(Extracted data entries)
--*--

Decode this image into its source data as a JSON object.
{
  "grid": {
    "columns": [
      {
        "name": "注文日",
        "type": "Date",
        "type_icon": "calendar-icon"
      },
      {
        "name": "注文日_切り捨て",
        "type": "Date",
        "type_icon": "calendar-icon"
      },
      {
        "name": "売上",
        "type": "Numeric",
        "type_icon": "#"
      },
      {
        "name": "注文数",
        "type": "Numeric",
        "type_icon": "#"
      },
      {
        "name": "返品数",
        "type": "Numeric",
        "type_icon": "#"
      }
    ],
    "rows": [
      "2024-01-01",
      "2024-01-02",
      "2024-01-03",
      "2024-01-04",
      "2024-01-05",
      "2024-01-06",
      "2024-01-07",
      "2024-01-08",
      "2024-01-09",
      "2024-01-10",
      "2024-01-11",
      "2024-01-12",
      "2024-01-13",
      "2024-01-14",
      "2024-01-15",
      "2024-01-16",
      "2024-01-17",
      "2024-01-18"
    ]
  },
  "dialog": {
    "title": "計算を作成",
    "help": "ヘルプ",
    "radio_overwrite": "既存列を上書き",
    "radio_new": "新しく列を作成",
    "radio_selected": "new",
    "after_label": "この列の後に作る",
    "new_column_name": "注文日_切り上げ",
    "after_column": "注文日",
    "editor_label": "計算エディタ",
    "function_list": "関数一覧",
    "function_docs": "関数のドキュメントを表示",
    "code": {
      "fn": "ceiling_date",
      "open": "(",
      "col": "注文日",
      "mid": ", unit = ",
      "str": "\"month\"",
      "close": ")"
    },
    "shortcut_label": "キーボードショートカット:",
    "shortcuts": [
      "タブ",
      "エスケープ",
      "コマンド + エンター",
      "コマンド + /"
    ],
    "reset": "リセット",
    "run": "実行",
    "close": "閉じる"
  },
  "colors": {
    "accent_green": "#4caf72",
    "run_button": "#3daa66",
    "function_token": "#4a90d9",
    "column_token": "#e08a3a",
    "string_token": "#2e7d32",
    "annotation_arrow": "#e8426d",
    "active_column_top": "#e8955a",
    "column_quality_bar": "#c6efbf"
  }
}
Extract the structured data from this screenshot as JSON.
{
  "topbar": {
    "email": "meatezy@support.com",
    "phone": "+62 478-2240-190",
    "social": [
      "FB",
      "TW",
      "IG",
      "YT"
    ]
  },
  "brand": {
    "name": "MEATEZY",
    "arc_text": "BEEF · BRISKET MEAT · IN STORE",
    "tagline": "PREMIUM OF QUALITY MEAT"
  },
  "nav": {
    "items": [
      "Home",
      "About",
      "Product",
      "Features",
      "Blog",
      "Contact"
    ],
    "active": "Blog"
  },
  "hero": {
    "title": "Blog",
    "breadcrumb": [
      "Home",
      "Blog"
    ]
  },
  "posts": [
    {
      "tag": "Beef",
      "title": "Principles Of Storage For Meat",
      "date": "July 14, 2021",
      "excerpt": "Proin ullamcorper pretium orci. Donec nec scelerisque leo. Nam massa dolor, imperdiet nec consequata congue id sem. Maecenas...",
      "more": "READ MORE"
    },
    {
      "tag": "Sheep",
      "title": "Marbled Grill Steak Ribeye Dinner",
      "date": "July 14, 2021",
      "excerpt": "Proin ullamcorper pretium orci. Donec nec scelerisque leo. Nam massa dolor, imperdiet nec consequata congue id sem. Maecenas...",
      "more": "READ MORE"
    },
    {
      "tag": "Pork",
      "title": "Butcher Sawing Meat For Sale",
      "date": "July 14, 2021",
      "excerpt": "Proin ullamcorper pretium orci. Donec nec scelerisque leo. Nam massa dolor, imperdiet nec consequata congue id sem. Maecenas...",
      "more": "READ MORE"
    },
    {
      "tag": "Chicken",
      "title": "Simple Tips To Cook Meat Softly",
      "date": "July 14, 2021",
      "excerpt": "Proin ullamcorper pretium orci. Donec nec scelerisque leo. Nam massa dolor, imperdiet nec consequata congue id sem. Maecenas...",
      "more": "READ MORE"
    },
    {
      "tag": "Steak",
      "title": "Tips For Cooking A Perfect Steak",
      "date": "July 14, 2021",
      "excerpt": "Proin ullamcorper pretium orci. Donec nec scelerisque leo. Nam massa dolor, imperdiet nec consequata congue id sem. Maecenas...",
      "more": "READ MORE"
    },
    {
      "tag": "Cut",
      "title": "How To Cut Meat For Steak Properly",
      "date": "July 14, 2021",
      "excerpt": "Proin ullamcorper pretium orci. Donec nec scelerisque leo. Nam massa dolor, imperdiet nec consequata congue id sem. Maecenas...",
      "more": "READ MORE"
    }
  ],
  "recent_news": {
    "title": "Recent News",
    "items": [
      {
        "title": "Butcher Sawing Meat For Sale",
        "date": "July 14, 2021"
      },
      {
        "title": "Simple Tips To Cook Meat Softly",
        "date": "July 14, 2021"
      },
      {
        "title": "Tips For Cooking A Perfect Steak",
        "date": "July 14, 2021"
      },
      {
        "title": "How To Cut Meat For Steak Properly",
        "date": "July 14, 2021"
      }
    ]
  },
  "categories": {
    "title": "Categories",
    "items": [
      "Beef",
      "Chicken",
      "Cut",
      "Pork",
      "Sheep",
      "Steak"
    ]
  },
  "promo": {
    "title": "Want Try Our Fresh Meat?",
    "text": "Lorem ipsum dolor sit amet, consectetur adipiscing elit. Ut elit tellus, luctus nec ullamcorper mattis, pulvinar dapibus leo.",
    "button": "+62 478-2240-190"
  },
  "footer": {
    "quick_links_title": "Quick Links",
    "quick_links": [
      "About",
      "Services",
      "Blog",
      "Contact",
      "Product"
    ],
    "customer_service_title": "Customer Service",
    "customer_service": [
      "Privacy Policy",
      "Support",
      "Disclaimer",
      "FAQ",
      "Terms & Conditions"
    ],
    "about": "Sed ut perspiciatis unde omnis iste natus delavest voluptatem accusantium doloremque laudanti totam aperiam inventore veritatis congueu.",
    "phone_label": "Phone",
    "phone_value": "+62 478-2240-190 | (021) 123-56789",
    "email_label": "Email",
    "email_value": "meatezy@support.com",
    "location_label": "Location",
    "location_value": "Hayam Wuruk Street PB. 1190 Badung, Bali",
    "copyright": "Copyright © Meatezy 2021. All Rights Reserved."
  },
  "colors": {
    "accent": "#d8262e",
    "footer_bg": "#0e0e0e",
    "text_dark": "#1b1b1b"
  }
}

--*--

CHALLENGE: Repeat every line of the material exactly as given.

EXERCISE OUTPUT:
Decode this image into its source data as a JSON object.
{
  "grid": {
    "columns": [
      {
        "name": "注文日",
        "type": "Date",
        "type_icon": "calendar-icon"
      },
      {
        "name": "注文日_切り捨て",
        "type": "Date",
        "type_icon": "calendar-icon"
      },
      {
        "name": "売上",
        "type": "Numeric",
        "type_icon": "#"
      },
      {
        "name": "注文数",
        "type": "Numeric",
        "type_icon": "#"
      },
      {
        "name": "返品数",
        "type": "Numeric",
        "type_icon": "#"
      }
    ],
    "rows": [
      "2024-01-01",
      "2024-01-02",
      "2024-01-03",
      "2024-01-04",
      "2024-01-05",
      "2024-01-06",
      "2024-01-07",
      "2024-01-08",
      "2024-01-09",
      "2024-01-10",
      "2024-01-11",
      "2024-01-12",
      "2024-01-13",
      "2024-01-14",
      "2024-01-15",
      "2024-01-16",
      "2024-01-17",
      "2024-01-18"
    ]
  },
  "dialog": {
    "title": "計算を作成",
    "help": "ヘルプ",
    "radio_overwrite": "既存列を上書き",
    "radio_new": "新しく列を作成",
    "radio_selected": "new",
    "after_label": "この列の後に作る",
    "new_column_name": "注文日_切り上げ",
    "after_column": "注文日",
    "editor_label": "計算エディタ",
    "function_list": "関数一覧",
    "function_docs": "関数のドキュメントを表示",
    "code": {
      "fn": "ceiling_date",
      "open": "(",
      "col": "注文日",
      "mid": ", unit = ",
      "str": "\"month\"",
      "close": ")"
    },
    "shortcut_label": "キーボードショートカット:",
    "shortcuts": [
      "タブ",
      "エスケープ",
      "コマンド + エンター",
      "コマンド + /"
    ],
    "reset": "リセット",
    "run": "実行",
    "close": "閉じる"
  },
  "colors": {
    "accent_green": "#4caf72",
    "run_button": "#3daa66",
    "function_token": "#4a90d9",
    "column_token": "#e08a3a",
    "string_token": "#2e7d32",
    "annotation_arrow": "#e8426d",
    "active_column_top": "#e8955a",
    "column_quality_bar": "#c6efbf"
  }
}
Extract the structured data from this screenshot as JSON.
{
  "topbar": {
    "email": "meatezy@support.com",
    "phone": "+62 478-2240-190",
    "social": [
      "FB",
      "TW",
      "IG",
      "YT"
    ]
  },
  "brand": {
    "name": "MEATEZY",
    "arc_text": "BEEF · BRISKET MEAT · IN STORE",
    "tagline": "PREMIUM OF QUALITY MEAT"
  },
  "nav": {
    "items": [
      "Home",
      "About",
      "Product",
      "Features",
      "Blog",
      "Contact"
    ],
    "active": "Blog"
  },
  "hero": {
    "title": "Blog",
    "breadcrumb": [
      "Home",
      "Blog"
    ]
  },
  "posts": [
    {
      "tag": "Beef",
      "title": "Principles Of Storage For Meat",
      "date": "July 14, 2021",
      "excerpt": "Proin ullamcorper pretium orci. Donec nec scelerisque leo. Nam massa dolor, imperdiet nec consequata congue id sem. Maecenas...",
      "more": "READ MORE"
    },
    {
      "tag": "Sheep",
      "title": "Marbled Grill Steak Ribeye Dinner",
      "date": "July 14, 2021",
      "excerpt": "Proin ullamcorper pretium orci. Donec nec scelerisque leo. Nam massa dolor, imperdiet nec consequata congue id sem. Maecenas...",
      "more": "READ MORE"
    },
    {
      "tag": "Pork",
      "title": "Butcher Sawing Meat For Sale",
      "date": "July 14, 2021",
      "excerpt": "Proin ullamcorper pretium orci. Donec nec scelerisque leo. Nam massa dolor, imperdiet nec consequata congue id sem. Maecenas...",
      "more": "READ MORE"
    },
    {
      "tag": "Chicken",
      "title": "Simple Tips To Cook Meat Softly",
      "date": "July 14, 2021",
      "excerpt": "Proin ullamcorper pretium orci. Donec nec scelerisque leo. Nam massa dolor, imperdiet nec consequata congue id sem. Maecenas...",
      "more": "READ MORE"
    },
    {
      "tag": "Steak",
      "title": "Tips For Cooking A Perfect Steak",
      "date": "July 14, 2021",
      "excerpt": "Proin ullamcorper pretium orci. Donec nec scelerisque leo. Nam massa dolor, imperdiet nec consequata congue id sem. Maecenas...",
      "more": "READ MORE"
    },
    {
      "tag": "Cut",
      "title": "How To Cut Meat For Steak Properly",
      "date": "July 14, 2021",
      "excerpt": "Proin ullamcorper pretium orci. Donec nec scelerisque leo. Nam massa dolor, imperdiet nec consequata congue id sem. Maecenas...",
      "more": "READ MORE"
    }
  ],
  "recent_news": {
    "title": "Recent News",
    "items": [
      {
        "title": "Butcher Sawing Meat For Sale",
        "date": "July 14, 2021"
      },
      {
        "title": "Simple Tips To Cook Meat Softly",
        "date": "July 14, 2021"
      },
      {
        "title": "Tips For Cooking A Perfect Steak",
        "date": "July 14, 2021"
      },
      {
        "title": "How To Cut Meat For Steak Properly",
        "date": "July 14, 2021"
      }
    ]
  },
  "categories": {
    "title": "Categories",
    "items": [
      "Beef",
      "Chicken",
      "Cut",
      "Pork",
      "Sheep",
      "Steak"
    ]
  },
  "promo": {
    "title": "Want Try Our Fresh Meat?",
    "text": "Lorem ipsum dolor sit amet, consectetur adipiscing elit. Ut elit tellus, luctus nec ullamcorper mattis, pulvinar dapibus leo.",
    "button": "+62 478-2240-190"
  },
  "footer": {
    "quick_links_title": "Quick Links",
    "quick_links": [
      "About",
      "Services",
      "Blog",
      "Contact",
      "Product"
    ],
    "customer_service_title": "Customer Service",
    "customer_service": [
      "Privacy Policy",
      "Support",
      "Disclaimer",
      "FAQ",
      "Terms & Conditions"
    ],
    "about": "Sed ut perspiciatis unde omnis iste natus delavest voluptatem accusantium doloremque laudanti totam aperiam inventore veritatis congueu.",
    "phone_label": "Phone",
    "phone_value": "+62 478-2240-190 | (021) 123-56789",
    "email_label": "Email",
    "email_value": "meatezy@support.com",
    "location_label": "Location",
    "location_value": "Hayam Wuruk Street PB. 1190 Badung, Bali",
    "copyright": "Copyright © Meatezy 2021. All Rights Reserved."
  },
  "colors": {
    "accent": "#d8262e",
    "footer_bg": "#0e0e0e",
    "text_dark": "#1b1b1b"
  }
}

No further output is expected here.